_Prompt_: Copy each line of the data below with the word "color".

** Begin Data **

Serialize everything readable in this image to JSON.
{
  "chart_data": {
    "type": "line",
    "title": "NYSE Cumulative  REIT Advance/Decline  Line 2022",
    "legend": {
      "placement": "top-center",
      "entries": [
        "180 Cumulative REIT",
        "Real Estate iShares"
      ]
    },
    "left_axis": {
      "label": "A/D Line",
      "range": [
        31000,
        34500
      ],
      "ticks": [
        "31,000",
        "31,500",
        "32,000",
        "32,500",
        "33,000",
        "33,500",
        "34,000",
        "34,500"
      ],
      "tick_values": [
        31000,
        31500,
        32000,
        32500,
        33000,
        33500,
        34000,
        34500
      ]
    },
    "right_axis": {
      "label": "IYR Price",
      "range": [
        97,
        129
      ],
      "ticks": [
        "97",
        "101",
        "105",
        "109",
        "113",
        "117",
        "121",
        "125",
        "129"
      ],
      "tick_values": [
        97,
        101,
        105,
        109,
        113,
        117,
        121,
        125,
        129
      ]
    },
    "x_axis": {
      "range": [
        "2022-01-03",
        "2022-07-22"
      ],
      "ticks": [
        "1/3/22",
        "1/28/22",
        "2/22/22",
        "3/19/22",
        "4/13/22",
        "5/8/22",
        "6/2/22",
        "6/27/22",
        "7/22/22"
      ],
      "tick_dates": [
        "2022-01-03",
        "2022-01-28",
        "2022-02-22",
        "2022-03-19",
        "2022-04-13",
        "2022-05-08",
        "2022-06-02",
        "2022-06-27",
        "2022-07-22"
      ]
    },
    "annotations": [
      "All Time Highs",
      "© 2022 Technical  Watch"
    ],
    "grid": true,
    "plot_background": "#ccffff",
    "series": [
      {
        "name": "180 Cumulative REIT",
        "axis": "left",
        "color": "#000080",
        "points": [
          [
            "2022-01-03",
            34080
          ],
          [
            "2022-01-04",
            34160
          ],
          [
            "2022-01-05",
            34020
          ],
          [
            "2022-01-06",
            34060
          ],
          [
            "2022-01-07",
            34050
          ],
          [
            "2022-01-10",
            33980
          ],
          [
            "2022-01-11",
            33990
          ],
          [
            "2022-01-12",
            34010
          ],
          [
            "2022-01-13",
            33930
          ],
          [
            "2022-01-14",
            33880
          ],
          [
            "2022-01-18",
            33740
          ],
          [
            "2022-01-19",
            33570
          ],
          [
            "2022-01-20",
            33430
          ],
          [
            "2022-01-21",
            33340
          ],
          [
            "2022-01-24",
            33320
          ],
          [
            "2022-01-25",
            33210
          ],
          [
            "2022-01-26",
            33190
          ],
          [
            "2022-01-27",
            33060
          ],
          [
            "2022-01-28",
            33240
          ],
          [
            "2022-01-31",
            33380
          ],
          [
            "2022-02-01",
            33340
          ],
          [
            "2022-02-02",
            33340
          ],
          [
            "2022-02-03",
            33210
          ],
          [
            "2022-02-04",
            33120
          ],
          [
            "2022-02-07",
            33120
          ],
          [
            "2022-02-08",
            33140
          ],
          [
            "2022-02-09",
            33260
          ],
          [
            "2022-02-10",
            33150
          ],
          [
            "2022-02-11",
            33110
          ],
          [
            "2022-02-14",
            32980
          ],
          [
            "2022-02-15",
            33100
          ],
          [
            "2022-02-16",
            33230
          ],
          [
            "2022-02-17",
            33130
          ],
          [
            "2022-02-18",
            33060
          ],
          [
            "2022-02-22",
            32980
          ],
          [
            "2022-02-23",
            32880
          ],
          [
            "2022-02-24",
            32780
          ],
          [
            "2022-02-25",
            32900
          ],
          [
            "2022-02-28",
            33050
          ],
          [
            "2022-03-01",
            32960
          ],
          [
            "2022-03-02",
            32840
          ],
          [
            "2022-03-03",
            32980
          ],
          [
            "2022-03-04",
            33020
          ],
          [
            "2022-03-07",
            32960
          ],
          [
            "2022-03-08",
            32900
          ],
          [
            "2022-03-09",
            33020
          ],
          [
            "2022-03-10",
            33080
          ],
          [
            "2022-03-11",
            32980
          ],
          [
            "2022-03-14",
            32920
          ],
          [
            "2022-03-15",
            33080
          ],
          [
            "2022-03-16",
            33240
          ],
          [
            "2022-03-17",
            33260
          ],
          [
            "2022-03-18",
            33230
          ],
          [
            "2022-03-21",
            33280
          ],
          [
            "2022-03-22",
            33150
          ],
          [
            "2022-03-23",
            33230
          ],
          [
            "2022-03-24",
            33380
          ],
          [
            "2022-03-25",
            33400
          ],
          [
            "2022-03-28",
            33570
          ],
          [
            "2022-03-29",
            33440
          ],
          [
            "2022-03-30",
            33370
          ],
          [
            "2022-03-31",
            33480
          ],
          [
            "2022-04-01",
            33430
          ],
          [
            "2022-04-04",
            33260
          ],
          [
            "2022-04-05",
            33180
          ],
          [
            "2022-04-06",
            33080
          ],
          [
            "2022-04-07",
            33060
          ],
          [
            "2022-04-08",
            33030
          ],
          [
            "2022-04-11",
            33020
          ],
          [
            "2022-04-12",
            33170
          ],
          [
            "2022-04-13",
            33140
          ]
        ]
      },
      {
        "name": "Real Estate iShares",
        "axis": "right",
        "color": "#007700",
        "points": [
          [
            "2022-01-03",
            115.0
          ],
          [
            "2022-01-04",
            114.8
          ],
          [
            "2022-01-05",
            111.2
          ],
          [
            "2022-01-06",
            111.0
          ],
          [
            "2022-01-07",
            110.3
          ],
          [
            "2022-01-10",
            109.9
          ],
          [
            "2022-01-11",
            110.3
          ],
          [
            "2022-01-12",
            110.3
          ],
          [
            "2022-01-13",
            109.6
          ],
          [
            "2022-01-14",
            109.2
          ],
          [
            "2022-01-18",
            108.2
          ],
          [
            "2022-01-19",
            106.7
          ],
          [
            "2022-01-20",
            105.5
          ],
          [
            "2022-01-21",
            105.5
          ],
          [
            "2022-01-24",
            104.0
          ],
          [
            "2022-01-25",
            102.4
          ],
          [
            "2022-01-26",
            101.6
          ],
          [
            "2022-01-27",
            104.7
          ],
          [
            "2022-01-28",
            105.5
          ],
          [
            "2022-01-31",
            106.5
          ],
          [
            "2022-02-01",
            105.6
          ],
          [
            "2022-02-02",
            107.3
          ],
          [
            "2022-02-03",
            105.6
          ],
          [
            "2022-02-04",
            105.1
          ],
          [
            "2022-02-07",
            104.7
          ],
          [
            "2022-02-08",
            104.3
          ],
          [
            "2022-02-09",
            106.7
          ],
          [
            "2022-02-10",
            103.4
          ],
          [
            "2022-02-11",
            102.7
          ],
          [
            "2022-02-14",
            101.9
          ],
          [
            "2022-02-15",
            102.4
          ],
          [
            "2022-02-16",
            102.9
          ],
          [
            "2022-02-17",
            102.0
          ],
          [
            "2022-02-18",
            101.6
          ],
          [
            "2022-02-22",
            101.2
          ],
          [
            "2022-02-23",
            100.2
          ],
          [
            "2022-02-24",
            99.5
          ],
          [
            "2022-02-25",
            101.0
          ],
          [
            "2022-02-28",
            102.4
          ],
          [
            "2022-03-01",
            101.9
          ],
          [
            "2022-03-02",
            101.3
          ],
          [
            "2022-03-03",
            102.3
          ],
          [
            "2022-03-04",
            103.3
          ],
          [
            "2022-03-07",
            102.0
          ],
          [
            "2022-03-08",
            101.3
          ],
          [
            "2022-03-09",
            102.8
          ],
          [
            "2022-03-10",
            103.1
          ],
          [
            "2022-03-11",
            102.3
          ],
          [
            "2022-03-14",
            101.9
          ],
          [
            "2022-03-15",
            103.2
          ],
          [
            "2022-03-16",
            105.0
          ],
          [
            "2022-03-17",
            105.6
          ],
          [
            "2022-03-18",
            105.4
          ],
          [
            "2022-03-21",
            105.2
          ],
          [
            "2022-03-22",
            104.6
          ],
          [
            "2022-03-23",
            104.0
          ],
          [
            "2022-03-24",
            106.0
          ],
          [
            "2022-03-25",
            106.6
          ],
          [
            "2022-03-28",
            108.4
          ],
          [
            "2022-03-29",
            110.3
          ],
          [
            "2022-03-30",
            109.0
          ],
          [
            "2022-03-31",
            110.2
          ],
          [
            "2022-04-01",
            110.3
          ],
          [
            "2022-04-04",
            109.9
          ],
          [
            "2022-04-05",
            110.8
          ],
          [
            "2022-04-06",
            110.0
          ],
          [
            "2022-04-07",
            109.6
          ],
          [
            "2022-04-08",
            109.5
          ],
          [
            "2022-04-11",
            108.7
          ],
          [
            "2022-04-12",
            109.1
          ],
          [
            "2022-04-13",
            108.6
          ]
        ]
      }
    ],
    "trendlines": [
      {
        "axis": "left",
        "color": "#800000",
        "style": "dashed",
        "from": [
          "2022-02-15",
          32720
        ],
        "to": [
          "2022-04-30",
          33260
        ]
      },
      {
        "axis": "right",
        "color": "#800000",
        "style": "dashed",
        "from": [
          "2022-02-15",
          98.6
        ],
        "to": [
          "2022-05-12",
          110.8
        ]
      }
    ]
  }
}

** End Data **

_The completed task_:
        "color": "#000080",
        "color": "#007700",
        "color": "#800000",
        "color": "#800000",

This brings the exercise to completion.